* [EXERCISE TASK] Retype everything in the listing, leaving each line exactly as it is.

Saved data entries

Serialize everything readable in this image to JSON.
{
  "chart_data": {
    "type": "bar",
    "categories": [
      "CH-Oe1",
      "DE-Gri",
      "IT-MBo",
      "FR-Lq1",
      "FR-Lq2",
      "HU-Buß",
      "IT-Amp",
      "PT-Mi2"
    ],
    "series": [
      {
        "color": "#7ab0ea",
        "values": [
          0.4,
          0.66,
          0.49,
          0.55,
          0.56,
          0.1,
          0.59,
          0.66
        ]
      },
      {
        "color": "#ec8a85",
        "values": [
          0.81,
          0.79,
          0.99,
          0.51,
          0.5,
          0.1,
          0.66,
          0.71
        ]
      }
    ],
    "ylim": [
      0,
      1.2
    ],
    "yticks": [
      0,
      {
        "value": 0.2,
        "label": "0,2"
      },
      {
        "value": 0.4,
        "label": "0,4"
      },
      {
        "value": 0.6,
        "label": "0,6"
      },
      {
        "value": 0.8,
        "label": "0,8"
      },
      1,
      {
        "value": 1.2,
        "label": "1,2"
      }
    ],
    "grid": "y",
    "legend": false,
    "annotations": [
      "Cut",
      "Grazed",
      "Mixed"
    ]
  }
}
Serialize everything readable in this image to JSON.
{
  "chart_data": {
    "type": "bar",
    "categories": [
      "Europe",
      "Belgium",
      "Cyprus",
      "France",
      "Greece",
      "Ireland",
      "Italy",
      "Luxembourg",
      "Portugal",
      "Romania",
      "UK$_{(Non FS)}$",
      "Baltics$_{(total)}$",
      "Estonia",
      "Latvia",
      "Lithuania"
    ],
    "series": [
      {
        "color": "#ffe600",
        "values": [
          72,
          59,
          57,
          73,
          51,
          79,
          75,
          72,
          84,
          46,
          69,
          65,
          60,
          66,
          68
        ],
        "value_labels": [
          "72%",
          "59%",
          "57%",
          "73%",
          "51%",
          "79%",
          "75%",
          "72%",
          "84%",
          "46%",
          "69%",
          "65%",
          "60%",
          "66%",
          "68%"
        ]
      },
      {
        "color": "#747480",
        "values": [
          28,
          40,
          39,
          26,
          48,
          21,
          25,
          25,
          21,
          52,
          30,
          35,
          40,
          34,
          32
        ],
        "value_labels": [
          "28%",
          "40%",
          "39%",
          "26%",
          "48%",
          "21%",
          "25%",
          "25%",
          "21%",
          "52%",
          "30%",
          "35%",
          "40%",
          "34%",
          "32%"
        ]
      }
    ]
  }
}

* [TASK RESPONSE]
Serialize everything readable in this image to JSON.
{
  "chart_data": {
    "type": "bar",
    "categories": [
      "CH-Oe1",
      "DE-Gri",
      "IT-MBo",
      "FR-Lq1",
      "FR-Lq2",
      "HU-Buß",
      "IT-Amp",
      "PT-Mi2"
    ],
    "series": [
      {
        "color": "#7ab0ea",
        "values": [
          0.4,
          0.66,
          0.49,
          0.55,
          0.56,
          0.1,
          0.59,
          0.66
        ]
      },
      {
        "color": "#ec8a85",
        "values": [
          0.81,
          0.79,
          0.99,
          0.51,
          0.5,
          0.1,
          0.66,
          0.71
        ]
      }
    ],
    "ylim": [
      0,
      1.2
    ],
    "yticks": [
      0,
      {
        "value": 0.2,
        "label": "0,2"
      },
      {
        "value": 0.4,
        "label": "0,4"
      },
      {
        "value": 0.6,
        "label": "0,6"
      },
      {
        "value": 0.8,
        "label": "0,8"
      },
      1,
      {
        "value": 1.2,
        "label": "1,2"
      }
    ],
    "grid": "y",
    "legend": false,
    "annotations": [
      "Cut",
      "Grazed",
      "Mixed"
    ]
  }
}
Serialize everything readable in this image to JSON.
{
  "chart_data": {
    "type": "bar",
    "categories": [
      "Europe",
      "Belgium",
      "Cyprus",
      "France",
      "Greece",
      "Ireland",
      "Italy",
      "Luxembourg",
      "Portugal",
      "Romania",
      "UK$_{(Non FS)}$",
      "Baltics$_{(total)}$",
      "Estonia",
      "Latvia",
      "Lithuania"
    ],
    "series": [
      {
        "color": "#ffe600",
        "values": [
          72,
          59,
          57,
          73,
          51,
          79,
          75,
          72,
          84,
          46,
          69,
          65,
          60,
          66,
          68
        ],
        "value_labels": [
          "72%",
          "59%",
          "57%",
          "73%",
          "51%",
          "79%",
          "75%",
          "72%",
          "84%",
          "46%",
          "69%",
          "65%",
          "60%",
          "66%",
          "68%"
        ]
      },
      {
        "color": "#747480",
        "values": [
          28,
          40,
          39,
          26,
          48,
          21,
          25,
          25,
          21,
          52,
          30,
          35,
          40,
          34,
          32
        ],
        "value_labels": [
          "28%",
          "40%",
          "39%",
          "26%",
          "48%",
          "21%",
          "25%",
          "25%",
          "21%",
          "52%",
          "30%",
          "35%",
          "40%",
          "34%",
          "32%"
        ]
      }
    ]
  }
}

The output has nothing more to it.